◆ **Stored data**
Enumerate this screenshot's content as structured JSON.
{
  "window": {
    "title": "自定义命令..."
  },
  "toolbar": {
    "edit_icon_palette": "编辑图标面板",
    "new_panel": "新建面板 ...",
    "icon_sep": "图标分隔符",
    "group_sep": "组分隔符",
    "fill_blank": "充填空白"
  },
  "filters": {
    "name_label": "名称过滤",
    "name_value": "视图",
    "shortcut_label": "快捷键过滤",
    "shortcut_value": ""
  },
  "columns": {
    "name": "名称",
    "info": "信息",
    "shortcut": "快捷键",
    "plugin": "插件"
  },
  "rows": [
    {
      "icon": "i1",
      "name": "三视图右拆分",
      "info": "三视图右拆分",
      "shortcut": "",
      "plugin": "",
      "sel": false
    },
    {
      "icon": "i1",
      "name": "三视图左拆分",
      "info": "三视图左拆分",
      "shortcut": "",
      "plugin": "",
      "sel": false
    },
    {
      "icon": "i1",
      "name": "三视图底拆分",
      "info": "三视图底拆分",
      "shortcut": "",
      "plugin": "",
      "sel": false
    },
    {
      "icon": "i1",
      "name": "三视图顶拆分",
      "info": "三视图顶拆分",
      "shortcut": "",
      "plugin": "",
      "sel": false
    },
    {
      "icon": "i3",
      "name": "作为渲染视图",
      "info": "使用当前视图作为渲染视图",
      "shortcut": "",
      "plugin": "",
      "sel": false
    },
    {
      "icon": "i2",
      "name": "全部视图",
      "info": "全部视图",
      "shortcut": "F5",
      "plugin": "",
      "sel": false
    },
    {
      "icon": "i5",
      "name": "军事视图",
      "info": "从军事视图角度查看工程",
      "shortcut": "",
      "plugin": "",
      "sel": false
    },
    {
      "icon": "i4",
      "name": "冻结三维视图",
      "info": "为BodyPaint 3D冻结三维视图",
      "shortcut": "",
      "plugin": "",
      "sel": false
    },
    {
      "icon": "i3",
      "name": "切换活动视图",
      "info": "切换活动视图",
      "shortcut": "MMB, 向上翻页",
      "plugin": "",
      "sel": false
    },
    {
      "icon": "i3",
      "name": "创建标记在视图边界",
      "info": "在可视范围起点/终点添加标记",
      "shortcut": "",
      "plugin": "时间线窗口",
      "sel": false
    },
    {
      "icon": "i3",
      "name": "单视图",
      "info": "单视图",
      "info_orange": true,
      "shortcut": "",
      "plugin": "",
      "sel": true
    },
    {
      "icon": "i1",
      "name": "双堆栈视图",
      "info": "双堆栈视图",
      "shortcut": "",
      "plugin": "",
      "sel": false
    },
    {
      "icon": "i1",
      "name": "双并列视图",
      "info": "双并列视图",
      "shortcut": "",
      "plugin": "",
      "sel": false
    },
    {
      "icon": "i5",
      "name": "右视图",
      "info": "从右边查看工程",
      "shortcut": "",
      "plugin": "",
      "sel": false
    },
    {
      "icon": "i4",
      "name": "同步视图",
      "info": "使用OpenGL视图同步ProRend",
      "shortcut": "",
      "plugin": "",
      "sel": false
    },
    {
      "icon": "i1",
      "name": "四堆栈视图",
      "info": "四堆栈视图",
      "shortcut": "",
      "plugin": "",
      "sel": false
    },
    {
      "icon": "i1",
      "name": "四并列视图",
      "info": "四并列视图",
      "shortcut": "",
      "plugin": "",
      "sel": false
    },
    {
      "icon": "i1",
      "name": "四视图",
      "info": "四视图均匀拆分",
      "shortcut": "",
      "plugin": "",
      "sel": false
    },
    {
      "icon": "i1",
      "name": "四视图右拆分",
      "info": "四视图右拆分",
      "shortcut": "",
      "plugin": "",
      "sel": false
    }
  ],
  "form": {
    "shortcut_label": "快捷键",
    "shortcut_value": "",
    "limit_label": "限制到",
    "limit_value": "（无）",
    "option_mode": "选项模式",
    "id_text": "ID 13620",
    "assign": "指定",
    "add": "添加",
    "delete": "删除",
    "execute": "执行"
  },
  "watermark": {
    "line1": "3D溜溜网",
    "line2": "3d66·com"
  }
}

◆ **EXERCISE AIM**
Give back all the data exactly as written.

◆ **REPLY TO THE TASK**
Enumerate this screenshot's content as structured JSON.
{
  "window": {
    "title": "自定义命令..."
  },
  "toolbar": {
    "edit_icon_palette": "编辑图标面板",
    "new_panel": "新建面板 ...",
    "icon_sep": "图标分隔符",
    "group_sep": "组分隔符",
    "fill_blank": "充填空白"
  },
  "filters": {
    "name_label": "名称过滤",
    "name_value": "视图",
    "shortcut_label": "快捷键过滤",
    "shortcut_value": ""
  },
  "columns": {
    "name": "名称",
    "info": "信息",
    "shortcut": "快捷键",
    "plugin": "插件"
  },
  "rows": [
    {
      "icon": "i1",
      "name": "三视图右拆分",
      "info": "三视图右拆分",
      "shortcut": "",
      "plugin": "",
      "sel": false
    },
    {
      "icon": "i1",
      "name": "三视图左拆分",
      "info": "三视图左拆分",
      "shortcut": "",
      "plugin": "",
      "sel": false
    },
    {
      "icon": "i1",
      "name": "三视图底拆分",
      "info": "三视图底拆分",
      "shortcut": "",
      "plugin": "",
      "sel": false
    },
    {
      "icon": "i1",
      "name": "三视图顶拆分",
      "info": "三视图顶拆分",
      "shortcut": "",
      "plugin": "",
      "sel": false
    },
    {
      "icon": "i3",
      "name": "作为渲染视图",
      "info": "使用当前视图作为渲染视图",
      "shortcut": "",
      "plugin": "",
      "sel": false
    },
    {
      "icon": "i2",
      "name": "全部视图",
      "info": "全部视图",
      "shortcut": "F5",
      "plugin": "",
      "sel": false
    },
    {
      "icon": "i5",
      "name": "军事视图",
      "info": "从军事视图角度查看工程",
      "shortcut": "",
      "plugin": "",
      "sel": false
    },
    {
      "icon": "i4",
      "name": "冻结三维视图",
      "info": "为BodyPaint 3D冻结三维视图",
      "shortcut": "",
      "plugin": "",
      "sel": false
    },
    {
      "icon": "i3",
      "name": "切换活动视图",
      "info": "切换活动视图",
      "shortcut": "MMB, 向上翻页",
      "plugin": "",
      "sel": false
    },
    {
      "icon": "i3",
      "name": "创建标记在视图边界",
      "info": "在可视范围起点/终点添加标记",
      "shortcut": "",
      "plugin": "时间线窗口",
      "sel": false
    },
    {
      "icon": "i3",
      "name": "单视图",
      "info": "单视图",
      "info_orange": true,
      "shortcut": "",
      "plugin": "",
      "sel": true
    },
    {
      "icon": "i1",
      "name": "双堆栈视图",
      "info": "双堆栈视图",
      "shortcut": "",
      "plugin": "",
      "sel": false
    },
    {
      "icon": "i1",
      "name": "双并列视图",
      "info": "双并列视图",
      "shortcut": "",
      "plugin": "",
      "sel": false
    },
    {
      "icon": "i5",
      "name": "右视图",
      "info": "从右边查看工程",
      "shortcut": "",
      "plugin": "",
      "sel": false
    },
    {
      "icon": "i4",
      "name": "同步视图",
      "info": "使用OpenGL视图同步ProRend",
      "shortcut": "",
      "plugin": "",
      "sel": false
    },
    {
      "icon": "i1",
      "name": "四堆栈视图",
      "info": "四堆栈视图",
      "shortcut": "",
      "plugin": "",
      "sel": false
    },
    {
      "icon": "i1",
      "name": "四并列视图",
      "info": "四并列视图",
      "shortcut": "",
      "plugin": "",
      "sel": false
    },
    {
      "icon": "i1",
      "name": "四视图",
      "info": "四视图均匀拆分",
      "shortcut": "",
      "plugin": "",
      "sel": false
    },
    {
      "icon": "i1",
      "name": "四视图右拆分",
      "info": "四视图右拆分",
      "shortcut": "",
      "plugin": "",
      "sel": false
    }
  ],
  "form": {
    "shortcut_label": "快捷键",
    "shortcut_value": "",
    "limit_label": "限制到",
    "limit_value": "（无）",
    "option_mode": "选项模式",
    "id_text": "ID 13620",
    "assign": "指定",
    "add": "添加",
    "delete": "删除",
    "execute": "执行"
  },
  "watermark": {
    "line1": "3D溜溜网",
    "line2": "3d66·com"
  }
}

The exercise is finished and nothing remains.